Cancellara, Gerrans et Nibali se détachent dans le Poggio !
Le renoncement intervient aussi en tête de course, de manière plus logique, où les neuf échappés matinaux s’effacent à une cinquantaine de kilomètres du but. L’abnégation de Cavendish décuple les forces des plus gros collectifs, quel que soit l’objectif recherché. On assiste à un ballet d’équipes de puncheurs ou de sprinteurs aux avant-postes du peloton, ce qui ne laisse aucune ouverture aux attaquants avant la Cipressa, abordée à 28 kilomètres de l’arrivée et dont les 5,6 kilomètres à 4,1 % permettent à peine à Francisco-Javier Vila (Utensilnord Named) et Johnny Hoogerland (Vacansoleil-DCM) de trouver un terrain d’expression. Au sommet, le peloton est encore compact, bien que réduit à une quarantaine d’unités. L’élimination se fait par l’arrière plus que par l’avant. Pour Philippe Gilbert (BMC Racing Team), elle intervient sous la forme d’une chute collective qui l’envoie valser les quatre fers en l’air au sommet de la Cipressa.

■ ■ ■ ■ ■ ■ ■

### CONSIGNES
1) Répondez à ces questions sur l'extrait :
(a) À combien de kilomètres de l'arrivée la Cipressa est-elle abordée ?
(b) Combien d'unités compte encore le peloton au sommet ?
(c) Sous quelle forme l'élimination frappe-t-elle Philippe Gilbert ?
2) Résumez l'extrait en deux phrases.

(Données collectées)
■ ■ ■ ■ ■ ■ ■

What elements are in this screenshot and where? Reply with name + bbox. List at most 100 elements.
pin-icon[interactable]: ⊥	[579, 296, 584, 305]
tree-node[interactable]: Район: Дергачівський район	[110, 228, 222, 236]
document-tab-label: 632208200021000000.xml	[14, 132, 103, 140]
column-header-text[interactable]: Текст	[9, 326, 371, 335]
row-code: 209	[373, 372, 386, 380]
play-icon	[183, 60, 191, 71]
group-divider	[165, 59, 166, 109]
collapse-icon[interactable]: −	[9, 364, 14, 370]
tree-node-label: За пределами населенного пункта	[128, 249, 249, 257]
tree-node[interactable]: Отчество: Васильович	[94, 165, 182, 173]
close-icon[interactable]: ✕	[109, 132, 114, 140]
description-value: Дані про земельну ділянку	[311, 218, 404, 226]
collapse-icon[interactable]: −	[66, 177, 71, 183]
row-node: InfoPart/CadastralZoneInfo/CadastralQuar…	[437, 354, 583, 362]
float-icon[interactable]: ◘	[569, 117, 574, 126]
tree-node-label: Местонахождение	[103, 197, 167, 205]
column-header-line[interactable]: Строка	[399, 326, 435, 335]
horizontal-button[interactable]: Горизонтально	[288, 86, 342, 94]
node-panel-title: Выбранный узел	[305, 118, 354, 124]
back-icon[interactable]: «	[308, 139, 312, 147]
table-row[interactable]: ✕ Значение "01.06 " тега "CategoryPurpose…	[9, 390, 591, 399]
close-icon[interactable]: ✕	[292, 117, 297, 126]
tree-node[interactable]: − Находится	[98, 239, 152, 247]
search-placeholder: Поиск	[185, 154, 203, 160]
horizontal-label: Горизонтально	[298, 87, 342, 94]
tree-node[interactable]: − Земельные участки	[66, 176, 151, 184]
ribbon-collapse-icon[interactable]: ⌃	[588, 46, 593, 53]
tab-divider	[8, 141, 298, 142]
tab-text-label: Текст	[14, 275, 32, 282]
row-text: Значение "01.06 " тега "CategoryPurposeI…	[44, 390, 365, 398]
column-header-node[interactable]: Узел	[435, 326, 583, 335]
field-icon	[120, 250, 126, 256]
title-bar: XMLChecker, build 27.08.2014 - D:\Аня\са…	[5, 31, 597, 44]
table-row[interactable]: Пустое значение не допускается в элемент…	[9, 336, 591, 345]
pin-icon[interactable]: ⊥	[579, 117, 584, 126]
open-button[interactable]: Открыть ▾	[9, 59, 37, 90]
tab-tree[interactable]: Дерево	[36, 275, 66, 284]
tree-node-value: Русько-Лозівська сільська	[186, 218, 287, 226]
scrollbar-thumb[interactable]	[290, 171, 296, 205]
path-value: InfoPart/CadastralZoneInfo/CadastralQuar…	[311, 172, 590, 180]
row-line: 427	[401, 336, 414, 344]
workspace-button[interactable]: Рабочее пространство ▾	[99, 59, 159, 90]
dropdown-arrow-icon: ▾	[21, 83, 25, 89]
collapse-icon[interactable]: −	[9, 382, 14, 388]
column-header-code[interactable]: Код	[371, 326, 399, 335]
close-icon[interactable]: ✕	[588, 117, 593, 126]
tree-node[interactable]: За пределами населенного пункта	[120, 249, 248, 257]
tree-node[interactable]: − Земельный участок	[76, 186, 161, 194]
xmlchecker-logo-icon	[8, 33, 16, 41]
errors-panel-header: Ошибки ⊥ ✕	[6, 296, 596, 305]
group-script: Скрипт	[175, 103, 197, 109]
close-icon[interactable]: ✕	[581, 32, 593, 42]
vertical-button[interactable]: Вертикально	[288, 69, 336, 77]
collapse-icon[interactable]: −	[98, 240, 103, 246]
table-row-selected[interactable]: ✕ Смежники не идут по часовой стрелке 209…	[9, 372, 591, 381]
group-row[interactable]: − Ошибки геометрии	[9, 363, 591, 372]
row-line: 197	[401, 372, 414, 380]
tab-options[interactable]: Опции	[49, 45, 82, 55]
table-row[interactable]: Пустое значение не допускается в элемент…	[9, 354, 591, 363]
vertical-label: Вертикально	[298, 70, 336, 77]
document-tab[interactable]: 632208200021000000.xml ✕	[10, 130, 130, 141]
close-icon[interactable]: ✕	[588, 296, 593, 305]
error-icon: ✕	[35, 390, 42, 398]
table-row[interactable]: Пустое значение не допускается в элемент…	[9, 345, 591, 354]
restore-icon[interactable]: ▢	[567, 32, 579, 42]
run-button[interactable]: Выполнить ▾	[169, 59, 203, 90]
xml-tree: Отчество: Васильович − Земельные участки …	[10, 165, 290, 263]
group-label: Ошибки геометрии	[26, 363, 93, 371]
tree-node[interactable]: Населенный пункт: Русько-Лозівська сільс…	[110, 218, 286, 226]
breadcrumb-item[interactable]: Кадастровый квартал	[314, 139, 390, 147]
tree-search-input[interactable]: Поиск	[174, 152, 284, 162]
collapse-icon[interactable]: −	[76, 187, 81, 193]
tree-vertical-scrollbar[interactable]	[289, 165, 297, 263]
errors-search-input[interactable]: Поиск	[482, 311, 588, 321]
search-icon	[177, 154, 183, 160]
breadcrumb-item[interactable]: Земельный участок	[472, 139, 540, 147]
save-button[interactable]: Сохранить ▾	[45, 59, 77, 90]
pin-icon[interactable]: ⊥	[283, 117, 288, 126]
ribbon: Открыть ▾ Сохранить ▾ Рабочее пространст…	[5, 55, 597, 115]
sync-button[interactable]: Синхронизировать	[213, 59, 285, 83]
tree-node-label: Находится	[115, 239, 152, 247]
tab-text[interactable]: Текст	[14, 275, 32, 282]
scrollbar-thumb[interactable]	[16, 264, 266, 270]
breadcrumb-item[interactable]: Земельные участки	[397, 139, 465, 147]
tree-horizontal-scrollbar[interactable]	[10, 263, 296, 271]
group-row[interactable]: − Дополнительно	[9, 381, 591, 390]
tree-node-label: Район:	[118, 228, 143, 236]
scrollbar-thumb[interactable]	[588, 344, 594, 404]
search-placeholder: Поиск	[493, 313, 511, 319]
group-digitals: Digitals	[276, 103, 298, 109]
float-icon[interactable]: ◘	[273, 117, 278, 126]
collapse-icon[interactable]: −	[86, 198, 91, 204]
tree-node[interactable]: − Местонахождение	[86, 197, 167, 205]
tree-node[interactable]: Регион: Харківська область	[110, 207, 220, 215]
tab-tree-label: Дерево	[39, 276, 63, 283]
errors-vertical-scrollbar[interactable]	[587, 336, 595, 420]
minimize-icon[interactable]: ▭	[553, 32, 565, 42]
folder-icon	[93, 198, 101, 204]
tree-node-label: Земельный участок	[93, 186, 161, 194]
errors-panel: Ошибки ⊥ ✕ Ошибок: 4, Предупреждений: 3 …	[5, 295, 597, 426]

■ ■ ■ ■ ■ ■ ■

### RÉPONSES
1)
(a) À 28 kilomètres de l'arrivée.
(b) Une quarantaine d'unités.
(c) Sous la forme d'une chute collective au sommet de la Cipressa.

2) Les neuf échappés matinaux s'effacent à une cinquantaine de kilomètres du but, puis les équipes de puncheurs et de sprinteurs occupent les avant-postes du peloton sans laisser d'ouverture aux attaquants avant la Cipressa, où seuls Francisco-Javier Vila et Johnny Hoogerland trouvent un terrain d'expression. Au sommet, le peloton reste compact mais réduit à une quarantaine d'unités, et Philippe Gilbert y est éliminé par une chute collective.